▸ YOUR TASK
Copy out each line of the material in which the word "name" appears.

▸ STORED ROWS
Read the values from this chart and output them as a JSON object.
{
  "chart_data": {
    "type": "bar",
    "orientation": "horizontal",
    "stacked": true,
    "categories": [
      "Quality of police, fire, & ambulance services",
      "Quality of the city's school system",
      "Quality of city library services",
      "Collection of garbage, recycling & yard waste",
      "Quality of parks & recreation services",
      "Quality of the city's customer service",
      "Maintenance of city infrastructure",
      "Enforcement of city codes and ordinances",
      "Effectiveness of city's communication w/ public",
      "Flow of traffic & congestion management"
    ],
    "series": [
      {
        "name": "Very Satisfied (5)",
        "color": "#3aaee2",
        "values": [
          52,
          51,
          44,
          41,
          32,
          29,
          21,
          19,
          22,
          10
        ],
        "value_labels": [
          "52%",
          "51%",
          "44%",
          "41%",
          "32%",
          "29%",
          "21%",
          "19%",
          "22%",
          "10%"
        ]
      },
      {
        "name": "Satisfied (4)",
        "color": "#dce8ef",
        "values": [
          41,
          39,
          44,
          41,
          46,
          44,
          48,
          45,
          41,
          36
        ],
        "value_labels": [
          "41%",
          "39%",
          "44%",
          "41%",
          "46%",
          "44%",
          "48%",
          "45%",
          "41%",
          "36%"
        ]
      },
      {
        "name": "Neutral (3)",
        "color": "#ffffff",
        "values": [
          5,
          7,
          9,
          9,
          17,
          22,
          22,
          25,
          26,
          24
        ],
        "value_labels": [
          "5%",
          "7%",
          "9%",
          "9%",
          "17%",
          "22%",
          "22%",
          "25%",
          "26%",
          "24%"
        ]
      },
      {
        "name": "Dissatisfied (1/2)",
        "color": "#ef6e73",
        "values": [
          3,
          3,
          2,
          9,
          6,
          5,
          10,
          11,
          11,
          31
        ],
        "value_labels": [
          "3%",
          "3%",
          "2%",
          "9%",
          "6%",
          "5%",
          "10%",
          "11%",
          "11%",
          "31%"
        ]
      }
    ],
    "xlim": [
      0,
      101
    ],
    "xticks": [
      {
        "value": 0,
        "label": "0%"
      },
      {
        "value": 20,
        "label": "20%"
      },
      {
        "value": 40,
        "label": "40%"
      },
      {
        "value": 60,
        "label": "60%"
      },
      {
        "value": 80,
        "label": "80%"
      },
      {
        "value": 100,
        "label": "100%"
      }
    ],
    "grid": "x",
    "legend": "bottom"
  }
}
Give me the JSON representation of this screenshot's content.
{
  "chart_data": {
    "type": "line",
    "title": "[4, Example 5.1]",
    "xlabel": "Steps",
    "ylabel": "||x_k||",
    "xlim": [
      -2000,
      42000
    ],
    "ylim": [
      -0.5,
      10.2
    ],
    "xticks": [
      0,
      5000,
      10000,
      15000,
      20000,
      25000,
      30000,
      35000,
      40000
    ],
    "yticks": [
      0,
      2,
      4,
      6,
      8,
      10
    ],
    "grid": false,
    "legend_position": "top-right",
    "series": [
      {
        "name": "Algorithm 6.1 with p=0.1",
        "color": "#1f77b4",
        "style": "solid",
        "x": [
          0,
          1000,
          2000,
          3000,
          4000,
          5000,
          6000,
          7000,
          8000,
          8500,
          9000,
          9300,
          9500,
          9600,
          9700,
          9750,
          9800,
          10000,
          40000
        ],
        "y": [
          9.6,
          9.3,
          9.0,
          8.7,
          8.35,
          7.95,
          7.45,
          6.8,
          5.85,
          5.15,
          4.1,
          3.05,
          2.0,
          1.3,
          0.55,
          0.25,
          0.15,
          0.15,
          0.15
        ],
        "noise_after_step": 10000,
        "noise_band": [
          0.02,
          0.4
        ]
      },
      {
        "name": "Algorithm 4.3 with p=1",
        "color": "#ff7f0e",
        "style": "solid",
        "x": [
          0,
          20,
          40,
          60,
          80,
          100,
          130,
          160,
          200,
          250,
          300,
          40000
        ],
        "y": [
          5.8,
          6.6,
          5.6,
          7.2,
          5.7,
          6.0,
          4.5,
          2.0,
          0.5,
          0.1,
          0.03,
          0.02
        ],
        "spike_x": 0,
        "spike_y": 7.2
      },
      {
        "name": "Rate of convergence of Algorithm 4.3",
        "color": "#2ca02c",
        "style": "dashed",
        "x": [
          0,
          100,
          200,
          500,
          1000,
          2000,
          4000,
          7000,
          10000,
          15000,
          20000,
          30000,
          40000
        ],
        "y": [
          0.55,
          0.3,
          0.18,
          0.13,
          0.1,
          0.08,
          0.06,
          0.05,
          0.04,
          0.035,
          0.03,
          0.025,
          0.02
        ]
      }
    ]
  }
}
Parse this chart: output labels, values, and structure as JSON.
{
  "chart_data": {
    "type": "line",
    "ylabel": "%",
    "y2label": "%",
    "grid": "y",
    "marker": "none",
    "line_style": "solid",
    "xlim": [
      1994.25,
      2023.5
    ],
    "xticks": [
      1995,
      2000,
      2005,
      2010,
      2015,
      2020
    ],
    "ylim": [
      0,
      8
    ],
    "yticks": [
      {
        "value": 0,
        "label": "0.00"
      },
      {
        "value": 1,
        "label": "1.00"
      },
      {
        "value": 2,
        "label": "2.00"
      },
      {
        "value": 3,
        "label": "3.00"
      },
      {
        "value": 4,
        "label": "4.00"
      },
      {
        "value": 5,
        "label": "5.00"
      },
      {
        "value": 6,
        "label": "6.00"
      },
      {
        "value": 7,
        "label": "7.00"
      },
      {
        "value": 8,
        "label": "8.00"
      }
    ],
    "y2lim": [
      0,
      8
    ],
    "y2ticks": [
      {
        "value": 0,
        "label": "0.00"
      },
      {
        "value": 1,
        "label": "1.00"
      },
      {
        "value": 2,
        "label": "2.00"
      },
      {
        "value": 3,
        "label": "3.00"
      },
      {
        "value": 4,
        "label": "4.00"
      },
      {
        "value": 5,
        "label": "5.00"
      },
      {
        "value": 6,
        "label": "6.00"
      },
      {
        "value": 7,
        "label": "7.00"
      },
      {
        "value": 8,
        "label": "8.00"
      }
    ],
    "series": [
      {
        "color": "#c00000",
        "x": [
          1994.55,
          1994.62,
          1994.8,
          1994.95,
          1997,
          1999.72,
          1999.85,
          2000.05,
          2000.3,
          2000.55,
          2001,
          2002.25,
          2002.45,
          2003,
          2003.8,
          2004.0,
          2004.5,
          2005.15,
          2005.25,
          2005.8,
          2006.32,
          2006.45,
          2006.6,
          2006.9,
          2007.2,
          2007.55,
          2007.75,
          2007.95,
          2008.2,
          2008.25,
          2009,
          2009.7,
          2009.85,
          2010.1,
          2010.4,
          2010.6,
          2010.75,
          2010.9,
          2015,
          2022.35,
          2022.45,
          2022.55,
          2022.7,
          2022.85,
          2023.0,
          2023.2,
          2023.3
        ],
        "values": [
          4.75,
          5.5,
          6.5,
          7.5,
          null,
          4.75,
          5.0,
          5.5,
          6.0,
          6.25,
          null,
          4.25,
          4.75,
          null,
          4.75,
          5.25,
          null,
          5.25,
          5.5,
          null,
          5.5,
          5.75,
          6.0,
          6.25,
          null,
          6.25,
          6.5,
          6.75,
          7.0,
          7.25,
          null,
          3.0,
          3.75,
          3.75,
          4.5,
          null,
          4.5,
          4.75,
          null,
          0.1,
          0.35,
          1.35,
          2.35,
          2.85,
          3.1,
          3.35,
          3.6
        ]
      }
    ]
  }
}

▸ FULL RESPONSE
        "name": "Very Satisfied (5)",
        "name": "Satisfied (4)",
        "name": "Neutral (3)",
        "name": "Dissatisfied (1/2)",
        "name": "Algorithm 6.1 with p=0.1",
        "name": "Algorithm 4.3 with p=1",
        "name": "Rate of convergence of Algorithm 4.3",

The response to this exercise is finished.